■ WHAT TO PRODUCE ■
Using the records below, please work out how many lines contain "range"; answer with the number alone.

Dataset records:
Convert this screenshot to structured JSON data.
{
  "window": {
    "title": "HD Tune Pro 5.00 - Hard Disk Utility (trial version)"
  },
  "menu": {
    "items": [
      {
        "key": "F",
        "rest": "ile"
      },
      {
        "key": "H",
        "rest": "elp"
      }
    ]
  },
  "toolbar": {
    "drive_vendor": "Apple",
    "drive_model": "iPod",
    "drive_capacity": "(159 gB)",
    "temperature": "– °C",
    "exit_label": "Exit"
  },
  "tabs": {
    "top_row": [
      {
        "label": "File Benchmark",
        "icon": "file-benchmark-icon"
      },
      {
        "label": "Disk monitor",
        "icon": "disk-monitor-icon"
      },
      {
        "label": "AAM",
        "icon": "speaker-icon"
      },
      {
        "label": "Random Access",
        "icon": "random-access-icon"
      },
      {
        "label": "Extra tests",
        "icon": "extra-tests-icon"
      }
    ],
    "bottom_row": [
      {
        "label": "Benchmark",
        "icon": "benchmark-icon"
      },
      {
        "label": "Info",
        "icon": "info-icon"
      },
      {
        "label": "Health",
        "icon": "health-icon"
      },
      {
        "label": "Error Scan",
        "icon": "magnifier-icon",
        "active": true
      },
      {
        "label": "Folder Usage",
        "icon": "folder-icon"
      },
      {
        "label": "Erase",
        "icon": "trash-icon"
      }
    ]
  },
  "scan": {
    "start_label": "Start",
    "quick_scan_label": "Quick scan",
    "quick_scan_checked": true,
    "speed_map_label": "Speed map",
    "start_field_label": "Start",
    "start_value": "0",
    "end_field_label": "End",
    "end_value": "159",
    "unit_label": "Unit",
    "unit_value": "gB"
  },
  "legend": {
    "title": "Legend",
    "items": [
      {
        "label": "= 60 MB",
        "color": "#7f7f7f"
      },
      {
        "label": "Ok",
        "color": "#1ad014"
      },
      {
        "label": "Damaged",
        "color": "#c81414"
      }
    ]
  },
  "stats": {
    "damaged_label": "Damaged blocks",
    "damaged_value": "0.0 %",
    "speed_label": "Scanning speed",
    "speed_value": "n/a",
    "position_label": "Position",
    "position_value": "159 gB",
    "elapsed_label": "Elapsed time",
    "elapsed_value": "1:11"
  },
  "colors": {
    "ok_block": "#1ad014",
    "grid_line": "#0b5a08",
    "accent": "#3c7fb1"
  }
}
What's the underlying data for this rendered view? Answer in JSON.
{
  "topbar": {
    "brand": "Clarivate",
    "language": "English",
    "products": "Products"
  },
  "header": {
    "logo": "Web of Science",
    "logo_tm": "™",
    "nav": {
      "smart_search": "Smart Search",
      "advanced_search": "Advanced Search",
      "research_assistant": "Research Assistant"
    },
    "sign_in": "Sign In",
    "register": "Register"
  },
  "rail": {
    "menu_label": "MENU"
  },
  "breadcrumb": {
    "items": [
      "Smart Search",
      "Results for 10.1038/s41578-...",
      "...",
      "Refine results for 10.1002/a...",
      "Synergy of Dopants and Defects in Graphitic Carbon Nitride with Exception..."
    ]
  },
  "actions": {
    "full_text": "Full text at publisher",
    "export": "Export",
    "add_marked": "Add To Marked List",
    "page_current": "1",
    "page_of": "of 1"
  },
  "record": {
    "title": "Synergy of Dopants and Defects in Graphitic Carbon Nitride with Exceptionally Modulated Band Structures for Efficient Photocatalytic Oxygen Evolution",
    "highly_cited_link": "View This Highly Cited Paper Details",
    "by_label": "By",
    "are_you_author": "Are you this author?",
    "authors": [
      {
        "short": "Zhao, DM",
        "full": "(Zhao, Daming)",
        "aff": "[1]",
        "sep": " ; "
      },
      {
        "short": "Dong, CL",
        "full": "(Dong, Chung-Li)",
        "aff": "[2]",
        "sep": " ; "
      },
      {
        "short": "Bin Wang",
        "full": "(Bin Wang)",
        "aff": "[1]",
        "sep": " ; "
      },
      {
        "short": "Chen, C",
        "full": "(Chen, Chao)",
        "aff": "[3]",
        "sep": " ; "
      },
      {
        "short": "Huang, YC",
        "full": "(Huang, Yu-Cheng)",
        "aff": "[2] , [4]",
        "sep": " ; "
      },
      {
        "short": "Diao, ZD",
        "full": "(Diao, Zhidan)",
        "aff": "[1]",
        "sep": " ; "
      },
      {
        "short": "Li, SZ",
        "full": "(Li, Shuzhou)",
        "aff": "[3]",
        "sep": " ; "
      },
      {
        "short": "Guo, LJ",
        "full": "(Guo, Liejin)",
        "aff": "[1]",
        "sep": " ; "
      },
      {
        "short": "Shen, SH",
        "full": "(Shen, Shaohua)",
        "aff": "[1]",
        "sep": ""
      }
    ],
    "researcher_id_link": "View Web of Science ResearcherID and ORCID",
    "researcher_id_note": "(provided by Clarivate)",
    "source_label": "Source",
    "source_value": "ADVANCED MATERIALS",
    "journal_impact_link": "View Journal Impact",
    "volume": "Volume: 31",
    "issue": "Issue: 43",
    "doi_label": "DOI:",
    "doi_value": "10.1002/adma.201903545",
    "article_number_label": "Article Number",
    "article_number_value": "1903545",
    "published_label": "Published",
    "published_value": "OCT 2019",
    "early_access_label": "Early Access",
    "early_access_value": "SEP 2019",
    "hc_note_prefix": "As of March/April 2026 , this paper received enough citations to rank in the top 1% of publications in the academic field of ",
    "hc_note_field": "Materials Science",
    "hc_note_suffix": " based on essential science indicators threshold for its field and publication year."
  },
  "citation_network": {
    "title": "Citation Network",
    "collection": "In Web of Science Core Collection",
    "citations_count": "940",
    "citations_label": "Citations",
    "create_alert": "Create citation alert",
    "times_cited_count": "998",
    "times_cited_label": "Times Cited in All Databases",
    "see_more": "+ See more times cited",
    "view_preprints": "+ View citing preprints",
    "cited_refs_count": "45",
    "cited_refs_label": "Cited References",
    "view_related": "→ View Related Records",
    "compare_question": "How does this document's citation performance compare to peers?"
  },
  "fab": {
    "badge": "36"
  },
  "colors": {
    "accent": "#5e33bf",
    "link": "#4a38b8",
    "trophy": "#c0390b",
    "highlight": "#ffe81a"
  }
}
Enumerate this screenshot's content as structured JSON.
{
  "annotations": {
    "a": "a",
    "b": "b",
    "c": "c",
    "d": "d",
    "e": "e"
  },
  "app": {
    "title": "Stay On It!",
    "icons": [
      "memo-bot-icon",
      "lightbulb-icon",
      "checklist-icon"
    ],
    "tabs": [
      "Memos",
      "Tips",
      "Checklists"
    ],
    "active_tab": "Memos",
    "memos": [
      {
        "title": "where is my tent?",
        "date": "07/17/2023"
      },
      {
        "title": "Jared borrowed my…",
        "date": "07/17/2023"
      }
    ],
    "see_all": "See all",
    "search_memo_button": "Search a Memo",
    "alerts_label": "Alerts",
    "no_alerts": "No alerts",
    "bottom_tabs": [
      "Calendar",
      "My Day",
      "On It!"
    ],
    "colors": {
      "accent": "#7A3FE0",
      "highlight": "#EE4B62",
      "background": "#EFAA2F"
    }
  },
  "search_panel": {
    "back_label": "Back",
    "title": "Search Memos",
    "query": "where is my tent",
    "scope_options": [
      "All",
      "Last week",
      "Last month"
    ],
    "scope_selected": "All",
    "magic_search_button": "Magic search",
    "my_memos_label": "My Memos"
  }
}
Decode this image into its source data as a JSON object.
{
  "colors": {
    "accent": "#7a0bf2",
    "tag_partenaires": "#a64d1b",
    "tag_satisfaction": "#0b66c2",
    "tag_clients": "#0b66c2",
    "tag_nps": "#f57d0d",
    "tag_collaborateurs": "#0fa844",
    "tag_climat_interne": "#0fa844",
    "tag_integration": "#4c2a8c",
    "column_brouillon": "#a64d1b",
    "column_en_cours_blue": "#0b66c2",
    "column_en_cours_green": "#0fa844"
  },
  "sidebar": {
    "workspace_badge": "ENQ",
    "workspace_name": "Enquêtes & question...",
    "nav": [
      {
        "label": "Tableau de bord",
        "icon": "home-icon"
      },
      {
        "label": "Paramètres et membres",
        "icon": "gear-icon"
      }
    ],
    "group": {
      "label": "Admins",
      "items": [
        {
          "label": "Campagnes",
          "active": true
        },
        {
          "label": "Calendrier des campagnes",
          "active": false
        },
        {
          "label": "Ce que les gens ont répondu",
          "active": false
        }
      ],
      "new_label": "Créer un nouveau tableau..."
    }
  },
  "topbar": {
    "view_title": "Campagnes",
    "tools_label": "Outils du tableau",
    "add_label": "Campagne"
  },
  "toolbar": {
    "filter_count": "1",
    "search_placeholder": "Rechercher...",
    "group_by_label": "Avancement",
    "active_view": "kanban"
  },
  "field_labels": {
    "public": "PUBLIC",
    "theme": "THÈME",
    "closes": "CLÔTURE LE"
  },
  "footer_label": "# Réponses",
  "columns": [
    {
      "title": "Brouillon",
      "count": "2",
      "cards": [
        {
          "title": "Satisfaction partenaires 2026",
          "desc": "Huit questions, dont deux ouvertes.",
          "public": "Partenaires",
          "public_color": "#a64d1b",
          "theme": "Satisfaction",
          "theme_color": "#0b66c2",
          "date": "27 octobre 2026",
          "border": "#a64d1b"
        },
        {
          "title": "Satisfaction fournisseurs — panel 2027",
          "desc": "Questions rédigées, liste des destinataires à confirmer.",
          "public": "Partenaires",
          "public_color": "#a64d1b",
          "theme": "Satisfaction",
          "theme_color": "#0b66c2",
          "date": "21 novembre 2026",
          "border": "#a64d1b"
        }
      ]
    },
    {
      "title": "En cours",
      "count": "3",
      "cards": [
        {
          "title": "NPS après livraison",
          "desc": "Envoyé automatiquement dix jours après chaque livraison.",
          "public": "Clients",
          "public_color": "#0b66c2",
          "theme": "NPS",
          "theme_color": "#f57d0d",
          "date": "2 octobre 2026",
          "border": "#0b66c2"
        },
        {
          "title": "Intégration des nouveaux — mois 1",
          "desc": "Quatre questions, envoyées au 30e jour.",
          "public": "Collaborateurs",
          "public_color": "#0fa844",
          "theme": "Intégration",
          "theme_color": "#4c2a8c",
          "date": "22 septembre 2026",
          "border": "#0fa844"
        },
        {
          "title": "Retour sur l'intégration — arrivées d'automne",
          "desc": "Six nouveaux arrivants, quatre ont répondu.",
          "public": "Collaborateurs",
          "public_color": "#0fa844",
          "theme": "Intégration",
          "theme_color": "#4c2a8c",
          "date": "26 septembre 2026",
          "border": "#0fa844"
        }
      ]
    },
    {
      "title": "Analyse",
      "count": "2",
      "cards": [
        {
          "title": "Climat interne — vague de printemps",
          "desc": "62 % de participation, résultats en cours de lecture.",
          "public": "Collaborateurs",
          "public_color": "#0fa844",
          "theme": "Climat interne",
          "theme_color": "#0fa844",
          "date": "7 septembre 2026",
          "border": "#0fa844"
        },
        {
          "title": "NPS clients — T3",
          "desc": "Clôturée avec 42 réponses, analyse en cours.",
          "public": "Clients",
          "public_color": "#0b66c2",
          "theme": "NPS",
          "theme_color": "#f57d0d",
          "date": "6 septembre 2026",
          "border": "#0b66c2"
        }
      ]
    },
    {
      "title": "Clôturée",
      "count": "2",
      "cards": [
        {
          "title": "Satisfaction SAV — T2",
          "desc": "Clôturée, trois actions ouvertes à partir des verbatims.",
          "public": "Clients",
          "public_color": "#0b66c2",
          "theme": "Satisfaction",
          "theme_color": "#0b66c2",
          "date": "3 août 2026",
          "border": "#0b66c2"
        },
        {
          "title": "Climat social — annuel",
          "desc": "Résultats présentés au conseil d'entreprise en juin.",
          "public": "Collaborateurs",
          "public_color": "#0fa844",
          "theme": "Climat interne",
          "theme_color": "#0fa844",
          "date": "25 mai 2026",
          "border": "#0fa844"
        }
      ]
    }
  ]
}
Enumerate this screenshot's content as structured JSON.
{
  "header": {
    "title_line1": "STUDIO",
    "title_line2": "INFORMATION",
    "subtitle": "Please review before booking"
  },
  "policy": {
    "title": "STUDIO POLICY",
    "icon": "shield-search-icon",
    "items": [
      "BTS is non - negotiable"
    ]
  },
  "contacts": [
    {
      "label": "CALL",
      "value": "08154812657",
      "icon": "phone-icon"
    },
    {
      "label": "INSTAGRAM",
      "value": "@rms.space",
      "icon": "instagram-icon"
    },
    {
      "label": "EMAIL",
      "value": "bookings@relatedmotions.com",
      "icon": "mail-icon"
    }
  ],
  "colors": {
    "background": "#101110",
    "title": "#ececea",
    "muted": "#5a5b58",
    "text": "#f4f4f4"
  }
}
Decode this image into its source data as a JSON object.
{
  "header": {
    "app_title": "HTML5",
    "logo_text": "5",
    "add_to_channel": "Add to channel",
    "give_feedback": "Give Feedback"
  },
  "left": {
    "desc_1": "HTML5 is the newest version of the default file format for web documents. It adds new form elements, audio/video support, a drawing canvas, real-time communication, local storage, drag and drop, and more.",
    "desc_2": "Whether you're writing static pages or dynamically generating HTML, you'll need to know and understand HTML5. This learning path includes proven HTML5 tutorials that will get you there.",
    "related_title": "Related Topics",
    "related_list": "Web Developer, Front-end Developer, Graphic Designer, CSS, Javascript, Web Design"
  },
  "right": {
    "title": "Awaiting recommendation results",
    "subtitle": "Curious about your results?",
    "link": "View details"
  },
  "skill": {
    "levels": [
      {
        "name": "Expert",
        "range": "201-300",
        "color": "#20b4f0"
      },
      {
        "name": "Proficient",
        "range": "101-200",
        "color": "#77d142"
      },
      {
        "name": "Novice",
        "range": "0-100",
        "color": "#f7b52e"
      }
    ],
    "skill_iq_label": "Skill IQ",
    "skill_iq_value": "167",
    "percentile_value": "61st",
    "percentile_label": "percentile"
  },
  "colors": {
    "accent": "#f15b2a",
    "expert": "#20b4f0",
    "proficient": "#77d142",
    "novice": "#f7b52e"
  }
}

■ ANSWER TO THIS PROBLEM ■
3